------ LISTED ENTRIES ------

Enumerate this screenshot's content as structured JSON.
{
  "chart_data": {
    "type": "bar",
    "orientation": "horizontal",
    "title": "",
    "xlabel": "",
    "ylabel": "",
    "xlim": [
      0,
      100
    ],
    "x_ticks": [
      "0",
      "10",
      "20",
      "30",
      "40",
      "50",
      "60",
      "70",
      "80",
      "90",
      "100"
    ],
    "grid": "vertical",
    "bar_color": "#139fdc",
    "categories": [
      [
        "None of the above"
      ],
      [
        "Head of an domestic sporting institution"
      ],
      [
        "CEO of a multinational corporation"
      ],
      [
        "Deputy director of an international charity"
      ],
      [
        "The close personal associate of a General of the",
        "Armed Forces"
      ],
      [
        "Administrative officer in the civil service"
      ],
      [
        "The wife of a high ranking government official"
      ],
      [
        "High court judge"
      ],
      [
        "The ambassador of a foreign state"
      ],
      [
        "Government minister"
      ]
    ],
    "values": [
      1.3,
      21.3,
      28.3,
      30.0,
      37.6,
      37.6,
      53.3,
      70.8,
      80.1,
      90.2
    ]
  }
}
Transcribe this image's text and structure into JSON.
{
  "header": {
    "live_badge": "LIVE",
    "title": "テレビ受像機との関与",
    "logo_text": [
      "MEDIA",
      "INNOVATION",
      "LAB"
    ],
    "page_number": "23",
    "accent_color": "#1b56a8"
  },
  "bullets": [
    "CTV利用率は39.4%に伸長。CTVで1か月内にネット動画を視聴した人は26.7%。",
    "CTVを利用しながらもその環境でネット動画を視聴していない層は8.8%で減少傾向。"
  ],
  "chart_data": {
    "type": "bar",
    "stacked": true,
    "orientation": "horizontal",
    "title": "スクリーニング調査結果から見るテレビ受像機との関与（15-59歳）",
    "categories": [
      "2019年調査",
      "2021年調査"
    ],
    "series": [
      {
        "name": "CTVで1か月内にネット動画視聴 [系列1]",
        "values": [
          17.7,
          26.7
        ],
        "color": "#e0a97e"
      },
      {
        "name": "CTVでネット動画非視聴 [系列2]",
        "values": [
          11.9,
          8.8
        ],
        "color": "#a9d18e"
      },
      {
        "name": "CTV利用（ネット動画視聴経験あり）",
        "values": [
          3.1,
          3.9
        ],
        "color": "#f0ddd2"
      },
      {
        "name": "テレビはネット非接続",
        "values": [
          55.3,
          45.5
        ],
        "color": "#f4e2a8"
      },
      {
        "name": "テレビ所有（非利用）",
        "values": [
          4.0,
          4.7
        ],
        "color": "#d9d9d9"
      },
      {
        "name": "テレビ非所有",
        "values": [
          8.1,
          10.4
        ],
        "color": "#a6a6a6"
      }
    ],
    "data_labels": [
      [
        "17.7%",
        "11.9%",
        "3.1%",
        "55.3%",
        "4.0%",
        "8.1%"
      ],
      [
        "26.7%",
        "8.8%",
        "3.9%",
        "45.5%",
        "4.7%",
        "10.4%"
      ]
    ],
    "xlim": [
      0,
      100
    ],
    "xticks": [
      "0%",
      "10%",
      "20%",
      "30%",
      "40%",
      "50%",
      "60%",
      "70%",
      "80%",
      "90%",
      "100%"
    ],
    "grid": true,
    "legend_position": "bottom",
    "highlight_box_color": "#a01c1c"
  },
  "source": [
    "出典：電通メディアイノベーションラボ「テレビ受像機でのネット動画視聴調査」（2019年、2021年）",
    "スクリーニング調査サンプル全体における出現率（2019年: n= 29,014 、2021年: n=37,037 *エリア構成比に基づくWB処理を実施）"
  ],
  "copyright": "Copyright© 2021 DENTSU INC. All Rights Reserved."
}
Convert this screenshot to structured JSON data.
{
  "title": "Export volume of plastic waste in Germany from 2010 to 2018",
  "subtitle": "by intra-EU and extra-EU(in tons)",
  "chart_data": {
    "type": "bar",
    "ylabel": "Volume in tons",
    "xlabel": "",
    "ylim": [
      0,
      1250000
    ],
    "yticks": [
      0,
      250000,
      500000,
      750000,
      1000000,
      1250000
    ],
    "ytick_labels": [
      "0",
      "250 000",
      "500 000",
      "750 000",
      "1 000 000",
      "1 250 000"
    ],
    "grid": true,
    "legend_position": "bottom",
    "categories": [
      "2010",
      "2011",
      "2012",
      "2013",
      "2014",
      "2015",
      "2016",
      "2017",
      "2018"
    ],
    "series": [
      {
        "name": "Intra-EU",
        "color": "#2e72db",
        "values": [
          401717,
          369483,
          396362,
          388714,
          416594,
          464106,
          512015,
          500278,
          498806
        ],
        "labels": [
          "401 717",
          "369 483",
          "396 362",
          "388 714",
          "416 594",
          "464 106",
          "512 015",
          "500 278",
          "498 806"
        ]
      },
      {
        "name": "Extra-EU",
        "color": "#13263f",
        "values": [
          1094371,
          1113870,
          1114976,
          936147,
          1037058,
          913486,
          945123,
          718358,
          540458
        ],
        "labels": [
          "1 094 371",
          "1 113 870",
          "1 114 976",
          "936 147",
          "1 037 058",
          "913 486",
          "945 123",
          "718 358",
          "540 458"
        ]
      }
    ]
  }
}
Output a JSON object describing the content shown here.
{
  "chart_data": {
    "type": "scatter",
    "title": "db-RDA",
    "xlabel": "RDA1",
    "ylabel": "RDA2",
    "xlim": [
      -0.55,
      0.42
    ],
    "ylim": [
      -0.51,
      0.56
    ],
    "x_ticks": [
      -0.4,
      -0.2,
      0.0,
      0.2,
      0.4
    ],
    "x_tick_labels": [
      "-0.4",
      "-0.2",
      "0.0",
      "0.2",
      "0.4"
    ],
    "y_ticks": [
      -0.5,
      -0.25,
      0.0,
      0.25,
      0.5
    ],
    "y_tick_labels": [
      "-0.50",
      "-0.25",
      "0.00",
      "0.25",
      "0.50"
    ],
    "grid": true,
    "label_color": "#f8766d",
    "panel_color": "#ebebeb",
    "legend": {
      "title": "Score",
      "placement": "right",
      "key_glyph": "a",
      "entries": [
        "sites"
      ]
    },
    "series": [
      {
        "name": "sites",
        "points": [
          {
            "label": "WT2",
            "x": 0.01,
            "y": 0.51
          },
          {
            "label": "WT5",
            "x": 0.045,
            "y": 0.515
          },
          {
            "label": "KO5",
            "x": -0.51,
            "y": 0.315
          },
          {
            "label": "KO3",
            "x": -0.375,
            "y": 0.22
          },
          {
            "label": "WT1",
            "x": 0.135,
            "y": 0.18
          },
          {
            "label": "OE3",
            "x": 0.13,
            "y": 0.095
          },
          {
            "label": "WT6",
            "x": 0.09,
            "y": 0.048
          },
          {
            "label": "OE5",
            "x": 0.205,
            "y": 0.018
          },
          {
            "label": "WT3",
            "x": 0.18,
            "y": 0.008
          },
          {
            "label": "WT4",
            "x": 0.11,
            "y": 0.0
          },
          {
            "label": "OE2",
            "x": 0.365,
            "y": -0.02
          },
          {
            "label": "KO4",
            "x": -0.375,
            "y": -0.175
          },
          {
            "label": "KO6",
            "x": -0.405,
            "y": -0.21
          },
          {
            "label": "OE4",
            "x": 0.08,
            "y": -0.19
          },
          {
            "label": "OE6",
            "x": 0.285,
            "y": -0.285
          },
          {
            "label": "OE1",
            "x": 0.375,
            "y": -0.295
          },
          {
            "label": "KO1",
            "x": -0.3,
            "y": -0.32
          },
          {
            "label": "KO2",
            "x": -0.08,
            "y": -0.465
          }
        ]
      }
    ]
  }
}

------

◆ **WHAT YOU NEED TO DO**: Your task is to output all of the data above word for word.

◆ **RESULT BELOW**:
Enumerate this screenshot's content as structured JSON.
{
  "chart_data": {
    "type": "bar",
    "orientation": "horizontal",
    "title": "",
    "xlabel": "",
    "ylabel": "",
    "xlim": [
      0,
      100
    ],
    "x_ticks": [
      "0",
      "10",
      "20",
      "30",
      "40",
      "50",
      "60",
      "70",
      "80",
      "90",
      "100"
    ],
    "grid": "vertical",
    "bar_color": "#139fdc",
    "categories": [
      [
        "None of the above"
      ],
      [
        "Head of an domestic sporting institution"
      ],
      [
        "CEO of a multinational corporation"
      ],
      [
        "Deputy director of an international charity"
      ],
      [
        "The close personal associate of a General of the",
        "Armed Forces"
      ],
      [
        "Administrative officer in the civil service"
      ],
      [
        "The wife of a high ranking government official"
      ],
      [
        "High court judge"
      ],
      [
        "The ambassador of a foreign state"
      ],
      [
        "Government minister"
      ]
    ],
    "values": [
      1.3,
      21.3,
      28.3,
      30.0,
      37.6,
      37.6,
      53.3,
      70.8,
      80.1,
      90.2
    ]
  }
}
Transcribe this image's text and structure into JSON.
{
  "header": {
    "live_badge": "LIVE",
    "title": "テレビ受像機との関与",
    "logo_text": [
      "MEDIA",
      "INNOVATION",
      "LAB"
    ],
    "page_number": "23",
    "accent_color": "#1b56a8"
  },
  "bullets": [
    "CTV利用率は39.4%に伸長。CTVで1か月内にネット動画を視聴した人は26.7%。",
    "CTVを利用しながらもその環境でネット動画を視聴していない層は8.8%で減少傾向。"
  ],
  "chart_data": {
    "type": "bar",
    "stacked": true,
    "orientation": "horizontal",
    "title": "スクリーニング調査結果から見るテレビ受像機との関与（15-59歳）",
    "categories": [
      "2019年調査",
      "2021年調査"
    ],
    "series": [
      {
        "name": "CTVで1か月内にネット動画視聴 [系列1]",
        "values": [
          17.7,
          26.7
        ],
        "color": "#e0a97e"
      },
      {
        "name": "CTVでネット動画非視聴 [系列2]",
        "values": [
          11.9,
          8.8
        ],
        "color": "#a9d18e"
      },
      {
        "name": "CTV利用（ネット動画視聴経験あり）",
        "values": [
          3.1,
          3.9
        ],
        "color": "#f0ddd2"
      },
      {
        "name": "テレビはネット非接続",
        "values": [
          55.3,
          45.5
        ],
        "color": "#f4e2a8"
      },
      {
        "name": "テレビ所有（非利用）",
        "values": [
          4.0,
          4.7
        ],
        "color": "#d9d9d9"
      },
      {
        "name": "テレビ非所有",
        "values": [
          8.1,
          10.4
        ],
        "color": "#a6a6a6"
      }
    ],
    "data_labels": [
      [
        "17.7%",
        "11.9%",
        "3.1%",
        "55.3%",
        "4.0%",
        "8.1%"
      ],
      [
        "26.7%",
        "8.8%",
        "3.9%",
        "45.5%",
        "4.7%",
        "10.4%"
      ]
    ],
    "xlim": [
      0,
      100
    ],
    "xticks": [
      "0%",
      "10%",
      "20%",
      "30%",
      "40%",
      "50%",
      "60%",
      "70%",
      "80%",
      "90%",
      "100%"
    ],
    "grid": true,
    "legend_position": "bottom",
    "highlight_box_color": "#a01c1c"
  },
  "source": [
    "出典：電通メディアイノベーションラボ「テレビ受像機でのネット動画視聴調査」（2019年、2021年）",
    "スクリーニング調査サンプル全体における出現率（2019年: n= 29,014 、2021年: n=37,037 *エリア構成比に基づくWB処理を実施）"
  ],
  "copyright": "Copyright© 2021 DENTSU INC. All Rights Reserved."
}
Convert this screenshot to structured JSON data.
{
  "title": "Export volume of plastic waste in Germany from 2010 to 2018",
  "subtitle": "by intra-EU and extra-EU(in tons)",
  "chart_data": {
    "type": "bar",
    "ylabel": "Volume in tons",
    "xlabel": "",
    "ylim": [
      0,
      1250000
    ],
    "yticks": [
      0,
      250000,
      500000,
      750000,
      1000000,
      1250000
    ],
    "ytick_labels": [
      "0",
      "250 000",
      "500 000",
      "750 000",
      "1 000 000",
      "1 250 000"
    ],
    "grid": true,
    "legend_position": "bottom",
    "categories": [
      "2010",
      "2011",
      "2012",
      "2013",
      "2014",
      "2015",
      "2016",
      "2017",
      "2018"
    ],
    "series": [
      {
        "name": "Intra-EU",
        "color": "#2e72db",
        "values": [
          401717,
          369483,
          396362,
          388714,
          416594,
          464106,
          512015,
          500278,
          498806
        ],
        "labels": [
          "401 717",
          "369 483",
          "396 362",
          "388 714",
          "416 594",
          "464 106",
          "512 015",
          "500 278",
          "498 806"
        ]
      },
      {
        "name": "Extra-EU",
        "color": "#13263f",
        "values": [
          1094371,
          1113870,
          1114976,
          936147,
          1037058,
          913486,
          945123,
          718358,
          540458
        ],
        "labels": [
          "1 094 371",
          "1 113 870",
          "1 114 976",
          "936 147",
          "1 037 058",
          "913 486",
          "945 123",
          "718 358",
          "540 458"
        ]
      }
    ]
  }
}
Output a JSON object describing the content shown here.
{
  "chart_data": {
    "type": "scatter",
    "title": "db-RDA",
    "xlabel": "RDA1",
    "ylabel": "RDA2",
    "xlim": [
      -0.55,
      0.42
    ],
    "ylim": [
      -0.51,
      0.56
    ],
    "x_ticks": [
      -0.4,
      -0.2,
      0.0,
      0.2,
      0.4
    ],
    "x_tick_labels": [
      "-0.4",
      "-0.2",
      "0.0",
      "0.2",
      "0.4"
    ],
    "y_ticks": [
      -0.5,
      -0.25,
      0.0,
      0.25,
      0.5
    ],
    "y_tick_labels": [
      "-0.50",
      "-0.25",
      "0.00",
      "0.25",
      "0.50"
    ],
    "grid": true,
    "label_color": "#f8766d",
    "panel_color": "#ebebeb",
    "legend": {
      "title": "Score",
      "placement": "right",
      "key_glyph": "a",
      "entries": [
        "sites"
      ]
    },
    "series": [
      {
        "name": "sites",
        "points": [
          {
            "label": "WT2",
            "x": 0.01,
            "y": 0.51
          },
          {
            "label": "WT5",
            "x": 0.045,
            "y": 0.515
          },
          {
            "label": "KO5",
            "x": -0.51,
            "y": 0.315
          },
          {
            "label": "KO3",
            "x": -0.375,
            "y": 0.22
          },
          {
            "label": "WT1",
            "x": 0.135,
            "y": 0.18
          },
          {
            "label": "OE3",
            "x": 0.13,
            "y": 0.095
          },
          {
            "label": "WT6",
            "x": 0.09,
            "y": 0.048
          },
          {
            "label": "OE5",
            "x": 0.205,
            "y": 0.018
          },
          {
            "label": "WT3",
            "x": 0.18,
            "y": 0.008
          },
          {
            "label": "WT4",
            "x": 0.11,
            "y": 0.0
          },
          {
            "label": "OE2",
            "x": 0.365,
            "y": -0.02
          },
          {
            "label": "KO4",
            "x": -0.375,
            "y": -0.175
          },
          {
            "label": "KO6",
            "x": -0.405,
            "y": -0.21
          },
          {
            "label": "OE4",
            "x": 0.08,
            "y": -0.19
          },
          {
            "label": "OE6",
            "x": 0.285,
            "y": -0.285
          },
          {
            "label": "OE1",
            "x": 0.375,
            "y": -0.295
          },
          {
            "label": "KO1",
            "x": -0.3,
            "y": -0.32
          },
          {
            "label": "KO2",
            "x": -0.08,
            "y": -0.465
          }
        ]
      }
    ]
  }
}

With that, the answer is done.